# DATASET EXCERPTS
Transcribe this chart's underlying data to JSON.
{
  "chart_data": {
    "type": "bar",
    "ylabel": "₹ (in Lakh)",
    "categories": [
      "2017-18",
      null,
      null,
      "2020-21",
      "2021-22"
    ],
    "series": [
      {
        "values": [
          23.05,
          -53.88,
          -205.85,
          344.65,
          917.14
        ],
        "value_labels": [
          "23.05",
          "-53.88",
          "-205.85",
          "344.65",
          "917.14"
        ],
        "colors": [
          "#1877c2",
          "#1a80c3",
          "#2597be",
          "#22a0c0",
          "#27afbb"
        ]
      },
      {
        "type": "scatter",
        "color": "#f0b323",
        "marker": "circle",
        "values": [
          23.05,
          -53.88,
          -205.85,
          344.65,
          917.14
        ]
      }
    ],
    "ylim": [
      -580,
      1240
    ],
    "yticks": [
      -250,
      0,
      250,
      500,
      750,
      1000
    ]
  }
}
* * *
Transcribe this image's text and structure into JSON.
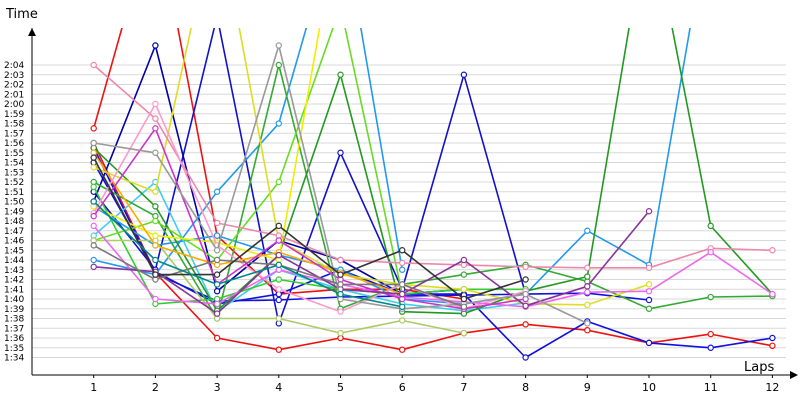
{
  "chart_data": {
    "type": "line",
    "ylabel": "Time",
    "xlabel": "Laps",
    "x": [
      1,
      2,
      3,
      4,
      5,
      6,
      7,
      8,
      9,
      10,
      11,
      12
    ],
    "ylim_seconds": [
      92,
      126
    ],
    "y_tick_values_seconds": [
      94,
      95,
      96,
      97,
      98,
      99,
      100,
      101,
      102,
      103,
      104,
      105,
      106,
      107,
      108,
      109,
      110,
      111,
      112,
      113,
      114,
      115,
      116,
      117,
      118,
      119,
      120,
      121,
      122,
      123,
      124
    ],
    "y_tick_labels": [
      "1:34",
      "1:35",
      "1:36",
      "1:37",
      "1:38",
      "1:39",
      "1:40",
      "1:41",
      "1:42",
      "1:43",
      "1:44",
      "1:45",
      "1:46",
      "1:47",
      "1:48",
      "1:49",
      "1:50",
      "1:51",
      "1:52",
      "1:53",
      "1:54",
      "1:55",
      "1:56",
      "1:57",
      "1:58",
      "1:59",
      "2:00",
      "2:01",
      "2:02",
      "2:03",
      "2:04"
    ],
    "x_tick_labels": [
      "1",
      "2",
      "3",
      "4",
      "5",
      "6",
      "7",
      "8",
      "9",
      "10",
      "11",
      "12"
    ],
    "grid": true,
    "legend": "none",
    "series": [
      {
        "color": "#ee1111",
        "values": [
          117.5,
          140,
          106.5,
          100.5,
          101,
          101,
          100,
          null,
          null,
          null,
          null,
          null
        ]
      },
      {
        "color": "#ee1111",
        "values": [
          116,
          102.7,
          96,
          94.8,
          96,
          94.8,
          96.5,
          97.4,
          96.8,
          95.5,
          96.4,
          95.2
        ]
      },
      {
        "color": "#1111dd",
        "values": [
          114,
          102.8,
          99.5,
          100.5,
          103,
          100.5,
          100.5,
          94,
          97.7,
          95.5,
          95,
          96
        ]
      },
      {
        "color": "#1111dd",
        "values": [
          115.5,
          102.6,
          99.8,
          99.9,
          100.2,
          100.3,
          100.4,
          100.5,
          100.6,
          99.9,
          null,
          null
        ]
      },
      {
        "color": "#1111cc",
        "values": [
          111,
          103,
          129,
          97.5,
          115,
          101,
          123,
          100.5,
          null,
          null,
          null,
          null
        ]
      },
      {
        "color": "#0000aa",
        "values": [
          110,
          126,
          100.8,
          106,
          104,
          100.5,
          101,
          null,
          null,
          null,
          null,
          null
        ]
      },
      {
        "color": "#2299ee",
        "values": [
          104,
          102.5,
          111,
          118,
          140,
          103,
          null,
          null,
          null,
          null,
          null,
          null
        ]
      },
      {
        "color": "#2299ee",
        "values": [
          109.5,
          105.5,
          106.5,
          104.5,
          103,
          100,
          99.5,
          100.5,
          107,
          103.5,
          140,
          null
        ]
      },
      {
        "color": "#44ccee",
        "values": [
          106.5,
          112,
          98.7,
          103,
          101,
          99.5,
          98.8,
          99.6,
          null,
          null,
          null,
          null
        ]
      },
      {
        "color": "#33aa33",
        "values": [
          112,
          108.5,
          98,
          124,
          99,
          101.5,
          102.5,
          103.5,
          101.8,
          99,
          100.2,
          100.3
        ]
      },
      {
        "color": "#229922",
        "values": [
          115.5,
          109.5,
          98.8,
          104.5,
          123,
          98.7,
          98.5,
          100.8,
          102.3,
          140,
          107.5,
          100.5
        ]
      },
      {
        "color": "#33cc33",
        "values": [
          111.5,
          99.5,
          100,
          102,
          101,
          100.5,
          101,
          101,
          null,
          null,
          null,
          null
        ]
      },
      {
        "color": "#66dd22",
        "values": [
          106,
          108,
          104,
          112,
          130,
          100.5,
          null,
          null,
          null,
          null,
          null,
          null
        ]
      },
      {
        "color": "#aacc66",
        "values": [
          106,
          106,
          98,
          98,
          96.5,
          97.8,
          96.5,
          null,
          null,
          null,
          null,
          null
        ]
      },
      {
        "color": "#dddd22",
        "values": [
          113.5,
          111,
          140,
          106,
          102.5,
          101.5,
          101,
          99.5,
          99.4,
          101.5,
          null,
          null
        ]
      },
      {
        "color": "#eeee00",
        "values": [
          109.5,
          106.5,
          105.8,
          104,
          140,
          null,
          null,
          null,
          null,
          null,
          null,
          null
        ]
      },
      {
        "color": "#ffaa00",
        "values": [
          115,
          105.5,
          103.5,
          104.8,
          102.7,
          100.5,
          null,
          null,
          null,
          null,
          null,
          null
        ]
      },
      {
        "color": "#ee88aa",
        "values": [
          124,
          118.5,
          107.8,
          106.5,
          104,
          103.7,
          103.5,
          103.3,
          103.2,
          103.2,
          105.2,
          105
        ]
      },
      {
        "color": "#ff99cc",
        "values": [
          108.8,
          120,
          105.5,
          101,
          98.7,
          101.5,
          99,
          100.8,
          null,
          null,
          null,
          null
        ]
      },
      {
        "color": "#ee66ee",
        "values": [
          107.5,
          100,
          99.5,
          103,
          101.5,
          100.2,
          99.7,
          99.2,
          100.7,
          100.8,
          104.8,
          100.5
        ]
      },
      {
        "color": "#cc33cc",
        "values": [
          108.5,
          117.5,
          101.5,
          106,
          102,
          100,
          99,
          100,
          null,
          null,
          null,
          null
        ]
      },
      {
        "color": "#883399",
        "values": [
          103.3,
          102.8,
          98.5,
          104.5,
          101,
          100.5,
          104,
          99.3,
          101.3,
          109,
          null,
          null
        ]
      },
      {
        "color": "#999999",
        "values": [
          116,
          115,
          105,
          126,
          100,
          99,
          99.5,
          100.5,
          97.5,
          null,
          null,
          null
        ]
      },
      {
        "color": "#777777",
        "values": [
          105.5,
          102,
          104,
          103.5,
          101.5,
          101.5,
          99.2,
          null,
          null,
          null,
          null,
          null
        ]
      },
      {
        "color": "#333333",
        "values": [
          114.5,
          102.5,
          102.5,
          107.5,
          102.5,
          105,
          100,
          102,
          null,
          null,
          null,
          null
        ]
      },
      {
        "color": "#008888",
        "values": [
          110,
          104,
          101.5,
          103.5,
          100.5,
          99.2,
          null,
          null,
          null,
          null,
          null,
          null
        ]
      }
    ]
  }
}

# THE REQUEST
Extract every line above containing the word "Transcribe".

# CORRECT ANSWER
Transcribe this chart's underlying data to JSON.
Transcribe this image's text and structure into JSON.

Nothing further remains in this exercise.